▸ Your goal:
Find all the lines with "xlabel" and gather them.
***
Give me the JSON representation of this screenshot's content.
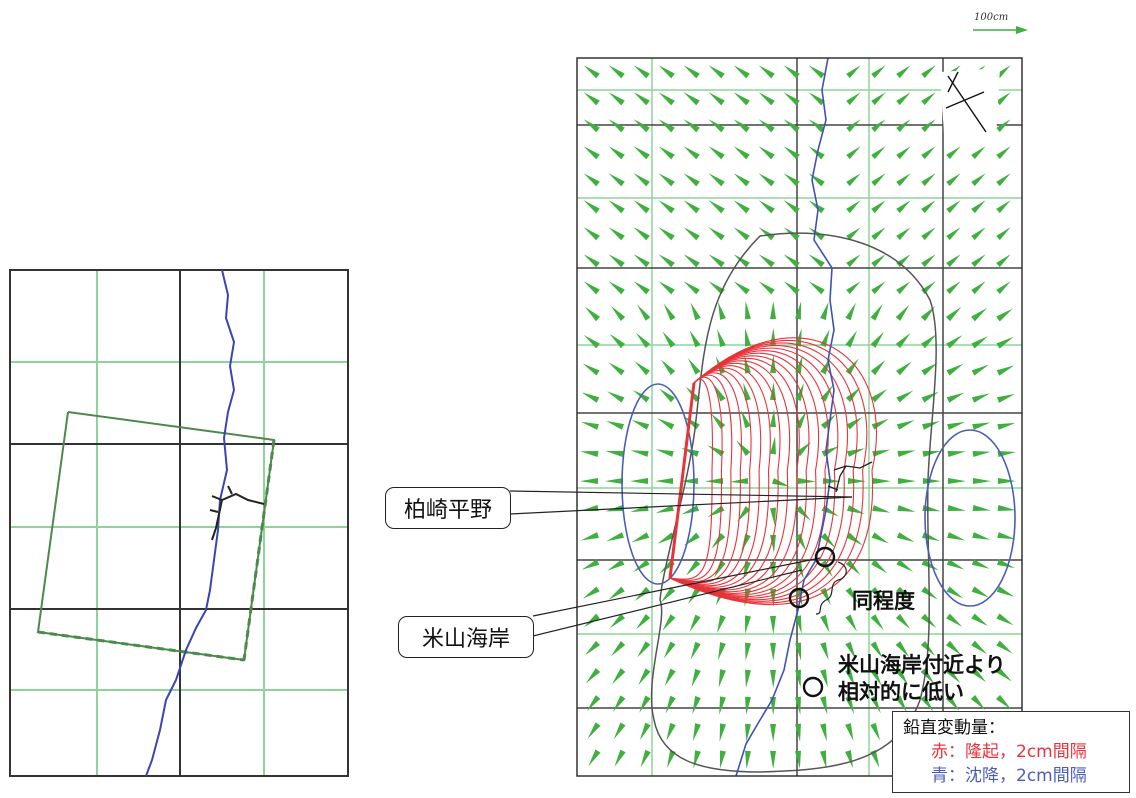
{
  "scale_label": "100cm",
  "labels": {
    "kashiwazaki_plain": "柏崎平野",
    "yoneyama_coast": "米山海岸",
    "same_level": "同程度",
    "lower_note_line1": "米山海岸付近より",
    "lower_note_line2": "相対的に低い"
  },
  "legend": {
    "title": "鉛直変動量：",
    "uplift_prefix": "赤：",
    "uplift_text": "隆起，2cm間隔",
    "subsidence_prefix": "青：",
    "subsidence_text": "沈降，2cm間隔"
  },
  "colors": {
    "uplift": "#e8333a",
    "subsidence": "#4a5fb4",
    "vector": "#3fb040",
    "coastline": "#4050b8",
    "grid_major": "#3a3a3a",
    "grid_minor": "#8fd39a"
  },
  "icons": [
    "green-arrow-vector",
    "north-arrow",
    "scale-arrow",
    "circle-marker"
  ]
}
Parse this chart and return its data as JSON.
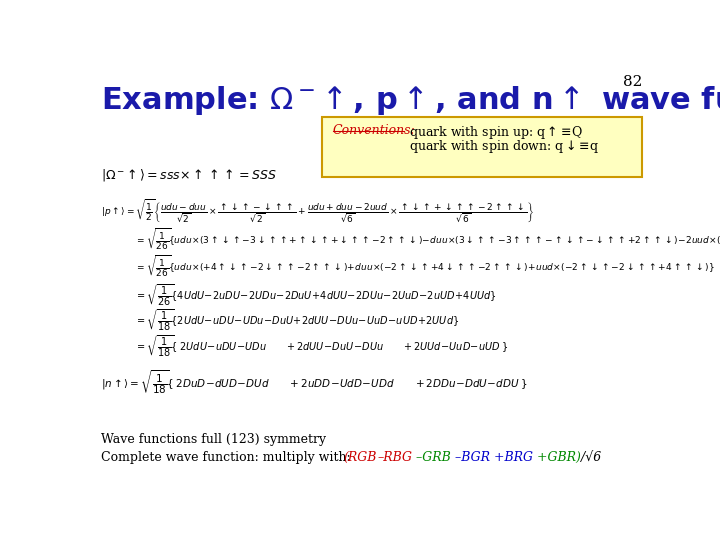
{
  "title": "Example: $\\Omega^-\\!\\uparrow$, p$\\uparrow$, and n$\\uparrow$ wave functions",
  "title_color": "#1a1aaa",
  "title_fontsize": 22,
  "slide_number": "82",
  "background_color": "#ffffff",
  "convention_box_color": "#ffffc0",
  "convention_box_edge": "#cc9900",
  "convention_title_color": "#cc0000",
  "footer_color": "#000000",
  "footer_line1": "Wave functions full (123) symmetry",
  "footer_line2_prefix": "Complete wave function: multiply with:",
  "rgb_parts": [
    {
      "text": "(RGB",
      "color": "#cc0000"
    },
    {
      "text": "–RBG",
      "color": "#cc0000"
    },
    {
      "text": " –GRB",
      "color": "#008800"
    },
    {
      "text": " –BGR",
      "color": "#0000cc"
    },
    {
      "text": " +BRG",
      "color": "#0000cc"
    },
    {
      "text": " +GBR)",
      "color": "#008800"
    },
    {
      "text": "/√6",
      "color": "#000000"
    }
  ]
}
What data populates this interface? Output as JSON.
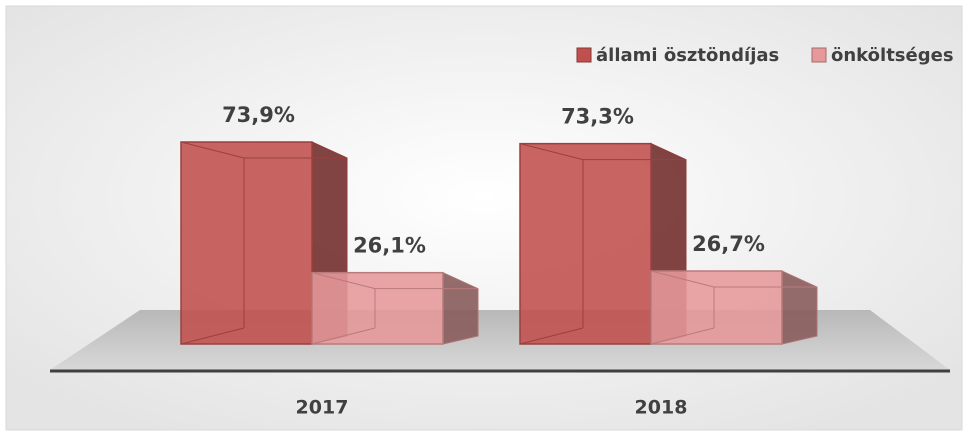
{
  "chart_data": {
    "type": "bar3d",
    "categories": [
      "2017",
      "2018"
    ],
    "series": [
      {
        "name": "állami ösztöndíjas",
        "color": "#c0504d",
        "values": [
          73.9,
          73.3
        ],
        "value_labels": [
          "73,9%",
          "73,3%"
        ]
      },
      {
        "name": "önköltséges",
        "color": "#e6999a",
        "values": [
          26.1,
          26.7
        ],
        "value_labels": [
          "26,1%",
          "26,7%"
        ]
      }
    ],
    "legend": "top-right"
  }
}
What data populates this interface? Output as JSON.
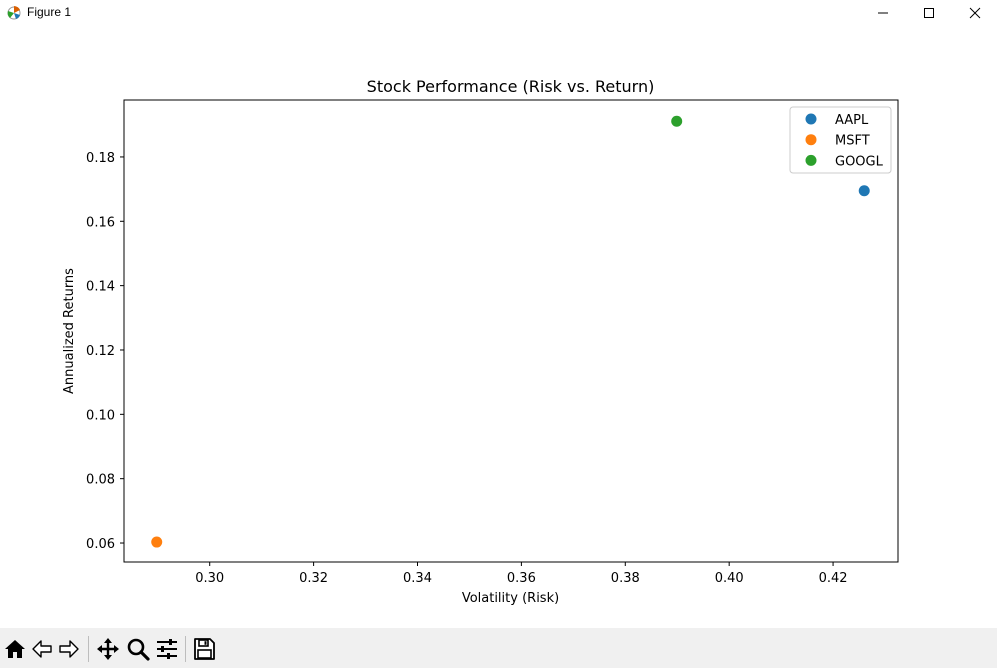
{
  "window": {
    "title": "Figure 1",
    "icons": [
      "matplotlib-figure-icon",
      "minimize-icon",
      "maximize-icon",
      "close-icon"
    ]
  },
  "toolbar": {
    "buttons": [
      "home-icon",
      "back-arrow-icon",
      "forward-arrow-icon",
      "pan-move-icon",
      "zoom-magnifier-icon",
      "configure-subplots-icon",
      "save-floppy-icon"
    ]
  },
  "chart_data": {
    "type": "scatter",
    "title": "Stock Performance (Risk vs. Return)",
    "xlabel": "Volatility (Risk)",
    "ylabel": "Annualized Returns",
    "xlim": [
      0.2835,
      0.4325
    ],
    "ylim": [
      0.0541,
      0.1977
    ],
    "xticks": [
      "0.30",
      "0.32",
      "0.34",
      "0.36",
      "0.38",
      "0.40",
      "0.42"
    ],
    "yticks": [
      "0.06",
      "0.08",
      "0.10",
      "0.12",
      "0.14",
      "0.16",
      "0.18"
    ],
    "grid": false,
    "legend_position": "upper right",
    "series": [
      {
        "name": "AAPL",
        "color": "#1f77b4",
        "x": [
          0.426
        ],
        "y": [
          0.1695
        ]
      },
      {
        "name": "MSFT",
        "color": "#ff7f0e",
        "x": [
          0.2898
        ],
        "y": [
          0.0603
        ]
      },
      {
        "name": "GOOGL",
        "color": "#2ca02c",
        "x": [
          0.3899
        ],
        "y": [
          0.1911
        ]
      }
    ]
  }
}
***
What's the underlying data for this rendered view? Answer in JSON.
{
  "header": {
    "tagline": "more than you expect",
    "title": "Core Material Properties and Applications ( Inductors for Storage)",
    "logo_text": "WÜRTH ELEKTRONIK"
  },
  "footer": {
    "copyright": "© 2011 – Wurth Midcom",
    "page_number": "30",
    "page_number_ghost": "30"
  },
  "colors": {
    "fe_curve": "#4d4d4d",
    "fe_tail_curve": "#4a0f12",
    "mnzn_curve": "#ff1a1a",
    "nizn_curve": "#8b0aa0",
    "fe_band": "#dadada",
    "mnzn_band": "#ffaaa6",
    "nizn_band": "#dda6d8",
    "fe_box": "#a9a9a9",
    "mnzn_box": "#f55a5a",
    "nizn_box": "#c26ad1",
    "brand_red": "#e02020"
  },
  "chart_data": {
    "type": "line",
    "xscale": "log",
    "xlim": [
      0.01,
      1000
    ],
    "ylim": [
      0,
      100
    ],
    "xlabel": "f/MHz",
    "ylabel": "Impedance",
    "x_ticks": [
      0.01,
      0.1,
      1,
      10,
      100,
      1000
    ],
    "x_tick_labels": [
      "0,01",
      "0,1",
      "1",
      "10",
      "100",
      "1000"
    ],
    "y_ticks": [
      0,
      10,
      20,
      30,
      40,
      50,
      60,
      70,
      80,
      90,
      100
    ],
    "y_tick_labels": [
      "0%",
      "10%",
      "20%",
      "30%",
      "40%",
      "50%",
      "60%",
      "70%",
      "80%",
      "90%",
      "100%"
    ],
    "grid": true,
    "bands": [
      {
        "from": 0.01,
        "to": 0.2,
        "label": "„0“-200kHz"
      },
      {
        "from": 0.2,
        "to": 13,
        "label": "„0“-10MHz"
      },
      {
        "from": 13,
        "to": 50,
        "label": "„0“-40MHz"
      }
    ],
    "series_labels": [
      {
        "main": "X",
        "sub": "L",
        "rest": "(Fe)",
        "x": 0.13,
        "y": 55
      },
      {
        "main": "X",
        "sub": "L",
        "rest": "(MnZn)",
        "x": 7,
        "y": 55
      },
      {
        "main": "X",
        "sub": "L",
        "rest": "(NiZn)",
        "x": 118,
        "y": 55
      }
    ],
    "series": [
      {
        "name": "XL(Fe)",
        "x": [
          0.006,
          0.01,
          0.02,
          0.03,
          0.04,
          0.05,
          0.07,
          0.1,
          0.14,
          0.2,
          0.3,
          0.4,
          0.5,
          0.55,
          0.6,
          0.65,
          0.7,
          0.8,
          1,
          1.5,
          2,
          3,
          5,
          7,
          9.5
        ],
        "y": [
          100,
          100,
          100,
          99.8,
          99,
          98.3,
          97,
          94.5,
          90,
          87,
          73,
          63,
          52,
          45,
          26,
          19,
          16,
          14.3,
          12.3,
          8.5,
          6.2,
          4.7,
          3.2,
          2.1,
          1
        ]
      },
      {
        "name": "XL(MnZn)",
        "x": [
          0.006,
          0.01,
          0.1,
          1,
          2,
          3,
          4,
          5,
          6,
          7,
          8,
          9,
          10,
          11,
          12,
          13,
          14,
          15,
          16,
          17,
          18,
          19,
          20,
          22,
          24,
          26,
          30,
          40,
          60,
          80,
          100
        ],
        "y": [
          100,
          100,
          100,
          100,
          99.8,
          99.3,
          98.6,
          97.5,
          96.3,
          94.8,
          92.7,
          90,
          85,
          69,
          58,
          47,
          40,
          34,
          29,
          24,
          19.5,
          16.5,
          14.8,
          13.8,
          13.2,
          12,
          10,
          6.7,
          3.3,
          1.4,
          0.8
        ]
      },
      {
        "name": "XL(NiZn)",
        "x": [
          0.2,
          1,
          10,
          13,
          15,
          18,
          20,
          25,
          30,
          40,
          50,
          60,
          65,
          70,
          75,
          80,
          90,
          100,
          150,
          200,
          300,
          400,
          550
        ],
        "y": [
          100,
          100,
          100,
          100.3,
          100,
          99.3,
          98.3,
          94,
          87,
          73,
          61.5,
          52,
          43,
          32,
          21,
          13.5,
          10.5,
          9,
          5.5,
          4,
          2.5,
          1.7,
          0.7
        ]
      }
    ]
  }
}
***
▸ Written response:
    "xlabel": "Volatility (Risk)",
    "xlabel": "f/MHz",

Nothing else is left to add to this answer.